SET PROBLEM: Will you transcribe all the entries word for word, skipping the pictures they hold?

[Stored data]
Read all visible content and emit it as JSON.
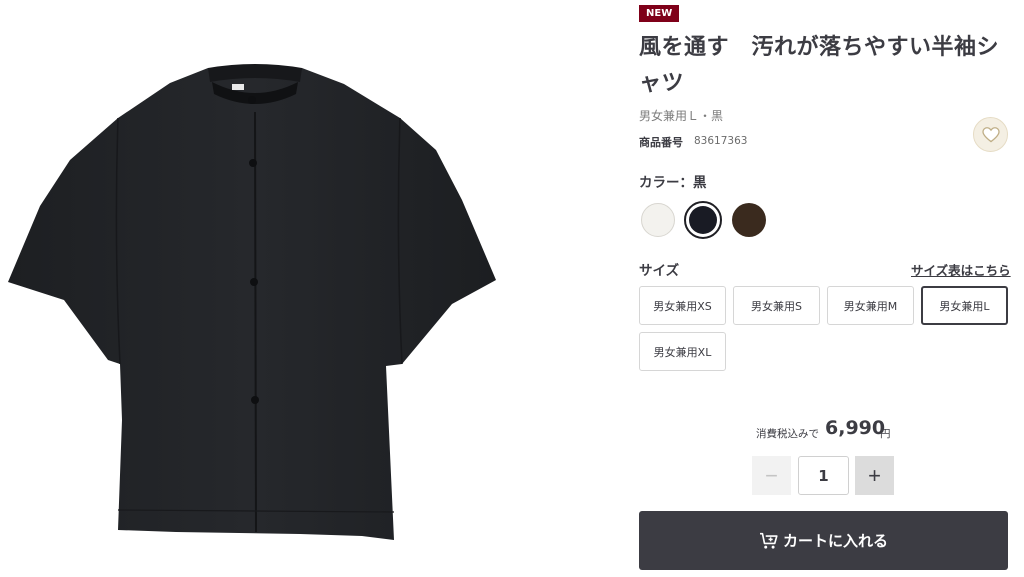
{
  "product": {
    "badge": "NEW",
    "title": "風を通す　汚れが落ちやすい半袖シャツ",
    "variant": "男女兼用Ｌ・黒",
    "product_number_label": "商品番号",
    "product_number": "83617363",
    "image_icon": "black-short-sleeve-shirt-photo",
    "favorite_icon": "heart-icon"
  },
  "color": {
    "label": "カラー：黒",
    "swatches": [
      {
        "name": "white",
        "hex": "#f3f2ee"
      },
      {
        "name": "black",
        "hex": "#191b24",
        "selected": true
      },
      {
        "name": "brown",
        "hex": "#3a2a1e"
      }
    ]
  },
  "size": {
    "label": "サイズ",
    "guide_link": "サイズ表はこちら",
    "options": [
      "男女兼用XS",
      "男女兼用S",
      "男女兼用M",
      "男女兼用L",
      "男女兼用XL"
    ],
    "selected": "男女兼用L"
  },
  "price": {
    "tax_label": "消費税込みで",
    "amount": "6,990",
    "currency": "円"
  },
  "quantity": {
    "minus": "−",
    "value": "1",
    "plus": "+"
  },
  "cart": {
    "label": "カートに入れる",
    "icon": "cart-plus-icon"
  },
  "colors": {
    "badge": "#7f0019",
    "primary": "#3c3c43",
    "favorite_bg": "#f4efe3"
  }
}
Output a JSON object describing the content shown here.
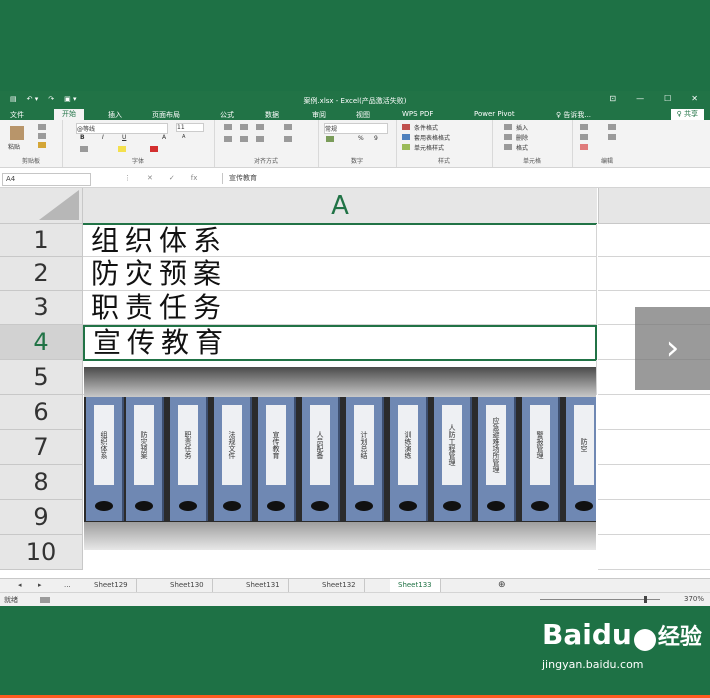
{
  "window": {
    "title": "案例.xlsx - Excel(产品激活失败)",
    "quick_access": [
      "▤",
      "↶ ▾",
      "↷",
      "▣ ▾"
    ],
    "controls": [
      "⊡",
      "—",
      "☐",
      "✕"
    ]
  },
  "ribbon_tabs": [
    "文件",
    "开始",
    "插入",
    "页面布局",
    "公式",
    "数据",
    "审阅",
    "视图",
    "WPS PDF",
    "Power Pivot"
  ],
  "tell_me": "♀ 告诉我...",
  "share": "♀ 共享",
  "ribbon": {
    "clipboard": {
      "paste": "粘贴",
      "label": "剪贴板"
    },
    "font": {
      "name": "@等线",
      "size": "11",
      "label": "字体",
      "bold": "B",
      "italic": "I",
      "underline": "U",
      "grow": "A",
      "shrink": "A"
    },
    "alignment": {
      "label": "对齐方式"
    },
    "number": {
      "format": "常规",
      "percent": "%",
      "comma": "9",
      "label": "数字"
    },
    "styles": {
      "conditional": "条件格式",
      "table": "套用表格格式",
      "cell": "单元格样式",
      "label": "样式"
    },
    "cells": {
      "insert": "插入",
      "delete": "删除",
      "format": "格式",
      "label": "单元格"
    },
    "editing": {
      "label": "编辑"
    }
  },
  "formula_bar": {
    "name_box": "A4",
    "icons": [
      "⋮",
      "✕",
      "✓",
      "fx"
    ],
    "value": "宣传教育"
  },
  "grid": {
    "column_header": "A",
    "rows": [
      {
        "num": "1",
        "text": "组织体系"
      },
      {
        "num": "2",
        "text": "防灾预案"
      },
      {
        "num": "3",
        "text": "职责任务"
      },
      {
        "num": "4",
        "text": "宣传教育"
      },
      {
        "num": "5",
        "text": ""
      },
      {
        "num": "6",
        "text": ""
      },
      {
        "num": "7",
        "text": ""
      },
      {
        "num": "8",
        "text": ""
      },
      {
        "num": "9",
        "text": ""
      },
      {
        "num": "10",
        "text": ""
      }
    ],
    "active_row": 4
  },
  "photo_binders": [
    "组织体系",
    "防灾预案",
    "职责任务",
    "法规文件",
    "宣传教育",
    "人员配备",
    "计划总结",
    "训练演练",
    "人防工程管理",
    "应急避难场所管理",
    "警报管理",
    "防空"
  ],
  "sheet_tabs": [
    "Sheet129",
    "Sheet130",
    "Sheet131",
    "Sheet132",
    "Sheet133"
  ],
  "active_sheet": "Sheet133",
  "sheet_nav": [
    "◂",
    "▸",
    "..."
  ],
  "status": {
    "mode": "就绪",
    "zoom": "370%"
  },
  "next_icon": "chevron-right",
  "watermark": {
    "brand": "Baidu",
    "cn": "经验",
    "url": "jingyan.baidu.com"
  }
}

COMPLETED TASK:
Read all visible content and emit it as JSON.
{
  "product": {
    "badge": "NEW",
    "title": "風を通す　汚れが落ちやすい半袖シャツ",
    "variant": "男女兼用Ｌ・黒",
    "product_number_label": "商品番号",
    "product_number": "83617363",
    "image_icon": "black-short-sleeve-shirt-photo",
    "favorite_icon": "heart-icon"
  },
  "color": {
    "label": "カラー：黒",
    "swatches": [
      {
        "name": "white",
        "hex": "#f3f2ee"
      },
      {
        "name": "black",
        "hex": "#191b24",
        "selected": true
      },
      {
        "name": "brown",
        "hex": "#3a2a1e"
      }
    ]
  },
  "size": {
    "label": "サイズ",
    "guide_link": "サイズ表はこちら",
    "options": [
      "男女兼用XS",
      "男女兼用S",
      "男女兼用M",
      "男女兼用L",
      "男女兼用XL"
    ],
    "selected": "男女兼用L"
  },
  "price": {
    "tax_label": "消費税込みで",
    "amount": "6,990",
    "currency": "円"
  },
  "quantity": {
    "minus": "−",
    "value": "1",
    "plus": "+"
  },
  "cart": {
    "label": "カートに入れる",
    "icon": "cart-plus-icon"
  },
  "colors": {
    "badge": "#7f0019",
    "primary": "#3c3c43",
    "favorite_bg": "#f4efe3"
  }
}
Output a JSON object describing the content shown here.
{
  "window": {
    "title": "案例.xlsx - Excel(产品激活失败)",
    "quick_access": [
      "▤",
      "↶ ▾",
      "↷",
      "▣ ▾"
    ],
    "controls": [
      "⊡",
      "—",
      "☐",
      "✕"
    ]
  },
  "ribbon_tabs": [
    "文件",
    "开始",
    "插入",
    "页面布局",
    "公式",
    "数据",
    "审阅",
    "视图",
    "WPS PDF",
    "Power Pivot"
  ],
  "tell_me": "♀ 告诉我...",
  "share": "♀ 共享",
  "ribbon": {
    "clipboard": {
      "paste": "粘贴",
      "label": "剪贴板"
    },
    "font": {
      "name": "@等线",
      "size": "11",
      "label": "字体",
      "bold": "B",
      "italic": "I",
      "underline": "U",
      "grow": "A",
      "shrink": "A"
    },
    "alignment": {
      "label": "对齐方式"
    },
    "number": {
      "format": "常规",
      "percent": "%",
      "comma": "9",
      "label": "数字"
    },
    "styles": {
      "conditional": "条件格式",
      "table": "套用表格格式",
      "cell": "单元格样式",
      "label": "样式"
    },
    "cells": {
      "insert": "插入",
      "delete": "删除",
      "format": "格式",
      "label": "单元格"
    },
    "editing": {
      "label": "编辑"
    }
  },
  "formula_bar": {
    "name_box": "A4",
    "icons": [
      "⋮",
      "✕",
      "✓",
      "fx"
    ],
    "value": "宣传教育"
  },
  "grid": {
    "column_header": "A",
    "rows": [
      {
        "num": "1",
        "text": "组织体系"
      },
      {
        "num": "2",
        "text": "防灾预案"
      },
      {
        "num": "3",
        "text": "职责任务"
      },
      {
        "num": "4",
        "text": "宣传教育"
      },
      {
        "num": "5",
        "text": ""
      },
      {
        "num": "6",
        "text": ""
      },
      {
        "num": "7",
        "text": ""
      },
      {
        "num": "8",
        "text": ""
      },
      {
        "num": "9",
        "text": ""
      },
      {
        "num": "10",
        "text": ""
      }
    ],
    "active_row": 4
  },
  "photo_binders": [
    "组织体系",
    "防灾预案",
    "职责任务",
    "法规文件",
    "宣传教育",
    "人员配备",
    "计划总结",
    "训练演练",
    "人防工程管理",
    "应急避难场所管理",
    "警报管理",
    "防空"
  ],
  "sheet_tabs": [
    "Sheet129",
    "Sheet130",
    "Sheet131",
    "Sheet132",
    "Sheet133"
  ],
  "active_sheet": "Sheet133",
  "sheet_nav": [
    "◂",
    "▸",
    "..."
  ],
  "status": {
    "mode": "就绪",
    "zoom": "370%"
  },
  "next_icon": "chevron-right",
  "watermark": {
    "brand": "Baidu",
    "cn": "经验",
    "url": "jingyan.baidu.com"
  }
}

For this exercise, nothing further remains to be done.